EXERCISE REQUIREMENTS
What is the number of lines in these entries that include "геометрические"? Write that number and no other text.

-- START OF RECORDS SUPPLIED --

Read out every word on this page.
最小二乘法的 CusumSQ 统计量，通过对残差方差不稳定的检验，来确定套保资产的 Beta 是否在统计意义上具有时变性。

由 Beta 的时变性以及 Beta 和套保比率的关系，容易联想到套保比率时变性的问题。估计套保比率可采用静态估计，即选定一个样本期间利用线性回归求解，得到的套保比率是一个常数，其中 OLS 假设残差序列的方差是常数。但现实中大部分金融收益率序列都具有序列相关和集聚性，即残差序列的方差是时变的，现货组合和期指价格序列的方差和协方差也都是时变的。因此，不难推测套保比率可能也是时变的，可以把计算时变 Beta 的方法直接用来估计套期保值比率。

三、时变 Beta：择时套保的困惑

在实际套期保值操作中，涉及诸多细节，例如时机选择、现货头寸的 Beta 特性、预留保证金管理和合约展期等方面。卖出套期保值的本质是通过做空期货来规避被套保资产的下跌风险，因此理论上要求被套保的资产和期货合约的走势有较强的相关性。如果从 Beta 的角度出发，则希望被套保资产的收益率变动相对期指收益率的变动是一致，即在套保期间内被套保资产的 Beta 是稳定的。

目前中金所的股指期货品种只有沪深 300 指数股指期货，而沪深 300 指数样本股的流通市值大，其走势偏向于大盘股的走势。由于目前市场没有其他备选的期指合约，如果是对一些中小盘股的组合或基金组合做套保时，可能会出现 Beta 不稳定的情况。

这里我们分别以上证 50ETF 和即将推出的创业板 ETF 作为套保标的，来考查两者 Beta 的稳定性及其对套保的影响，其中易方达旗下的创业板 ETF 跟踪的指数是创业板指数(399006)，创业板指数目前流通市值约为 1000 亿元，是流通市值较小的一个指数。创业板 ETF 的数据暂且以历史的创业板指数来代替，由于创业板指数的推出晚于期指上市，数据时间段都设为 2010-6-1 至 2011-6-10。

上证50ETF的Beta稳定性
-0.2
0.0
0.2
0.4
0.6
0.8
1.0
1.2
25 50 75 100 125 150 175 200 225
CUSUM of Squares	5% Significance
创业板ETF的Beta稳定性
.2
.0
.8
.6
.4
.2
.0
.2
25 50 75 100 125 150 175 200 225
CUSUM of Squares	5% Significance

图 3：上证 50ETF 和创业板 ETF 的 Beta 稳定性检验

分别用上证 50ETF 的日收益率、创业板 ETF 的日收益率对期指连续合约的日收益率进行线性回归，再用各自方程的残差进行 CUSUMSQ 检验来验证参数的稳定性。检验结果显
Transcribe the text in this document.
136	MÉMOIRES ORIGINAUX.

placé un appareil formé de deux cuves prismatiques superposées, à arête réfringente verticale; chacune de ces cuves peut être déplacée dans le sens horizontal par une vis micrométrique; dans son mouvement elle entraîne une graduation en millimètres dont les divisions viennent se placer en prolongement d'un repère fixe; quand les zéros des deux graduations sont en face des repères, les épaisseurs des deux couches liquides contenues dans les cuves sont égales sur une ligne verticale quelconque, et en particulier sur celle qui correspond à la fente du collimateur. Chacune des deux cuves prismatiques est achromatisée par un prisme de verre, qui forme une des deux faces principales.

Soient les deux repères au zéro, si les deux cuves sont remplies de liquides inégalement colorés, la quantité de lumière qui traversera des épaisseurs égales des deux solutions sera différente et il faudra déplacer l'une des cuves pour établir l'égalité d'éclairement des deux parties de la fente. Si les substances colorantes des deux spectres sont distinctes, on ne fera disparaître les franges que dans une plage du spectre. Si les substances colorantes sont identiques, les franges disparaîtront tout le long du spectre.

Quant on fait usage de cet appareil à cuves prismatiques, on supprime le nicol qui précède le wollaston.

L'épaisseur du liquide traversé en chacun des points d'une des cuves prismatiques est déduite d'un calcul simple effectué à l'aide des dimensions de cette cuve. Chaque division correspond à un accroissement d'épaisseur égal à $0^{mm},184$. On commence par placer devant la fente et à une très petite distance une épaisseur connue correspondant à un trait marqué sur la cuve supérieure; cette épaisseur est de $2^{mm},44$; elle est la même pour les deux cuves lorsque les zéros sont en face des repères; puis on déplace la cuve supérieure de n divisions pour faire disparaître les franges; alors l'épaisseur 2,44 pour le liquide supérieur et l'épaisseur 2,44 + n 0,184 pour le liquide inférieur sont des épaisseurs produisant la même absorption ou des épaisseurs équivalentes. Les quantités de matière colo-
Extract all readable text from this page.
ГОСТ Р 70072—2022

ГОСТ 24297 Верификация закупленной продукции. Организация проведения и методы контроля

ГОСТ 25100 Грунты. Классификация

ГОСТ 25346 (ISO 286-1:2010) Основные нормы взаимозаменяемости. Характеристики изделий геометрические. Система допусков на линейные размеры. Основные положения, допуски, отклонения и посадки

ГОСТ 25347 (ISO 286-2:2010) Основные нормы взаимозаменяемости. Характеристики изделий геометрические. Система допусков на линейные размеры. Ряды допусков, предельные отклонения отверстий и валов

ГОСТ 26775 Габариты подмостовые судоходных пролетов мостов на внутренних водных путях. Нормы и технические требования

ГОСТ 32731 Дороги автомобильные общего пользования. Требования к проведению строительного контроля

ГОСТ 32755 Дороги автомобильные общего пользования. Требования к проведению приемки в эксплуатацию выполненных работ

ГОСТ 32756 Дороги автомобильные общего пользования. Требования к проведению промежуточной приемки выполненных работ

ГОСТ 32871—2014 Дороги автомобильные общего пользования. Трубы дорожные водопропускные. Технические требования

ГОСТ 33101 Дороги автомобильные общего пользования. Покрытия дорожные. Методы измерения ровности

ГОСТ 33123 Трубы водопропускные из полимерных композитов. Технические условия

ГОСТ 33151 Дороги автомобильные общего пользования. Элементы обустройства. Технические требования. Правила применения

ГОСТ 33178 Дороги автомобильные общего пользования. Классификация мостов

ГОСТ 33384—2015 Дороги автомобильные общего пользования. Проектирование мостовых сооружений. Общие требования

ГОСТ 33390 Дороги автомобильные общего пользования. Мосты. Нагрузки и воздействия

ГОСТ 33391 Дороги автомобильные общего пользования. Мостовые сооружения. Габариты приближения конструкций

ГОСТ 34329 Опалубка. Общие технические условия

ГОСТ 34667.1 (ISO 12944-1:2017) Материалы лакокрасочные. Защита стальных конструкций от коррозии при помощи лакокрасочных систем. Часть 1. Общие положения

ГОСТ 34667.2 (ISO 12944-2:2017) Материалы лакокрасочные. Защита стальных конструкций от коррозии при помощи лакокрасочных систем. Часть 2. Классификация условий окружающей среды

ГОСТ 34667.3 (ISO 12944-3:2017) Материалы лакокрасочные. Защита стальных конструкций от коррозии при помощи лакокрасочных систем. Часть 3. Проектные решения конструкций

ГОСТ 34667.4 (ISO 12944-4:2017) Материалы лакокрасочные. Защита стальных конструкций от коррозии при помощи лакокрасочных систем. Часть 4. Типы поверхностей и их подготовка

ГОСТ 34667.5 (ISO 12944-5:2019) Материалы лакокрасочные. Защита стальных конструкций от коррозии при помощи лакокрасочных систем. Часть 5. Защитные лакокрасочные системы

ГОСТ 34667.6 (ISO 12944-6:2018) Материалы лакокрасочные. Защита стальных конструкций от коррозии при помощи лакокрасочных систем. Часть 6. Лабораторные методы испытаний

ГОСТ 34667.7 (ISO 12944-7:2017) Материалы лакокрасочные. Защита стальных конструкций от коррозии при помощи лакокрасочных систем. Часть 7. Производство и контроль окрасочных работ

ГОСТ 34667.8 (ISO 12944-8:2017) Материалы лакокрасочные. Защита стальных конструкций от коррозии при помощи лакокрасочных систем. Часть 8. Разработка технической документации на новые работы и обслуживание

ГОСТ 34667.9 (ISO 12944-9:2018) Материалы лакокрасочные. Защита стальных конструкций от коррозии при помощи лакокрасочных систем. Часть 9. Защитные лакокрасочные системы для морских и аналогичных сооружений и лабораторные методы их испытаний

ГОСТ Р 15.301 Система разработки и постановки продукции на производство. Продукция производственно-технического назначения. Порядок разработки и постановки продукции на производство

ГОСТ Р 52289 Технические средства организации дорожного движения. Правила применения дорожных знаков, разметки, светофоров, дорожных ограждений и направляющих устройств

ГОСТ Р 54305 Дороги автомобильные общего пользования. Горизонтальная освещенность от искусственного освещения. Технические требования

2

-- END OF RECORDS SUPPLIED --

SOLUTION
2